Extracted text:

--- start ---

Some 500 officers and family members filled the Sheraton Grand Hotel for the sit-down dinner. Blue and tan uniforms sported shoulder patches from countless departments.

DUI patrolmen from Manteca, Ripon, Lathrop and the area CHP took home their share of the awards. Agent Tim Kahl, who grew up in Ripon, also received one of MADD’s “hero” awards and his Chula Vista Police Department received the Law Enforcement Agency of the Year award.  Kahl heads up that DUI team and forged the state grants that made his department’s success possible.
MADD volunteers in many cases had lost loved ones themselves and the officers had gruesome memories of the dead and injured in the crashes they witnessed as first responders. Some 17,000 lives are lost to drinking and driving every year in the country.
You could feel it in the atmosphere of the room - you could hear it in the testimonials from the podium.  Everyone had been touched by death on the highways and they voiced their desires to continue making a difference in the future.
National president of Mothers Against Drunk Driving Laura Dean-Mooney traveled from Texas to attend the 2009 MADD California Law Enforcement and Community Recognition Event.

--- end ---

Task prompt:
Please repeat everything from "Some 500 officers" down to "from countless departments." in the MADD awards text, swapping "dinner" for "banquet".

Data lines:
--- start ---

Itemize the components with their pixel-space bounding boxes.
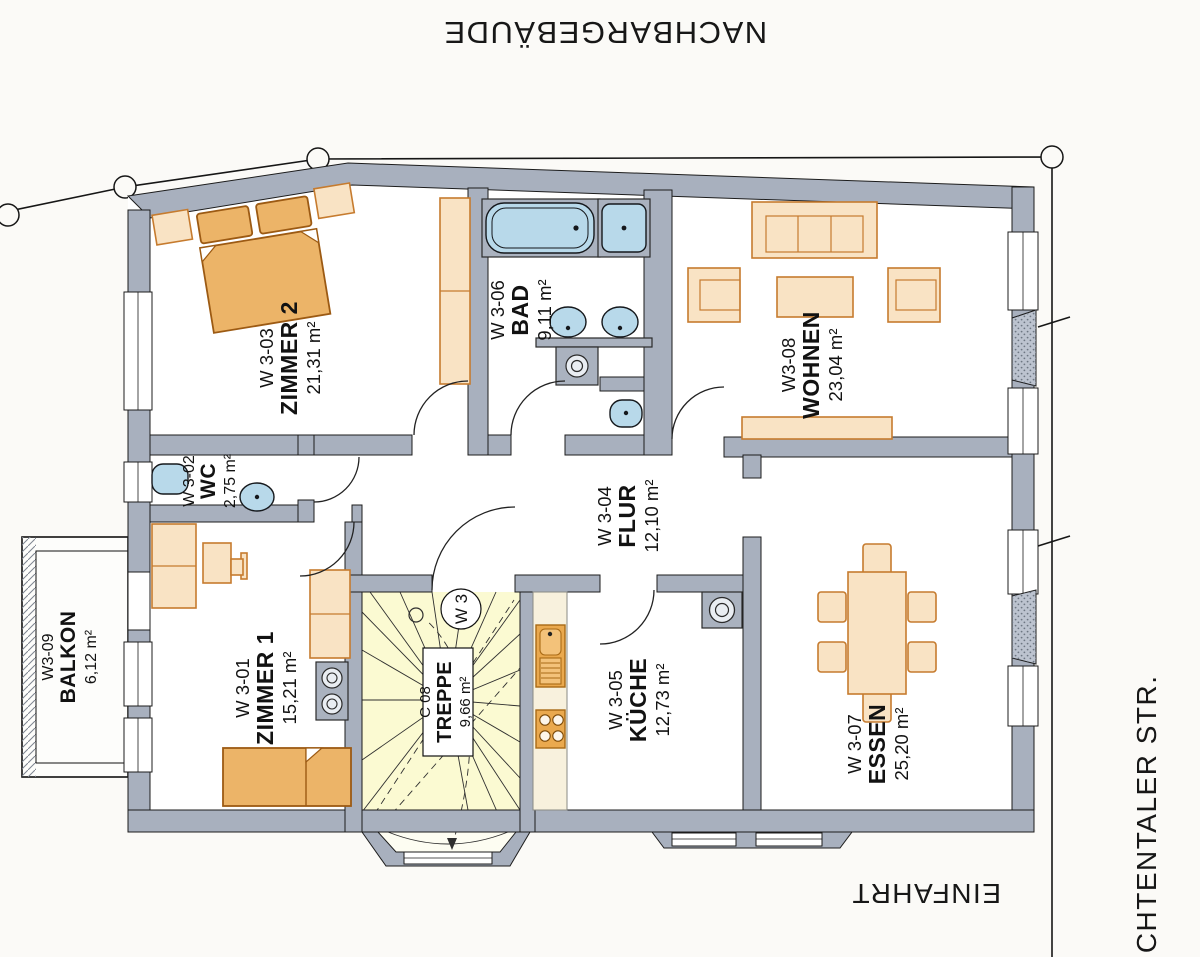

--- end ---

Output for this exercise:
Some 500 officers and family members filled the Sheraton Grand Hotel for the sit-down banquet. Blue and tan uniforms sported shoulder patches from countless departments.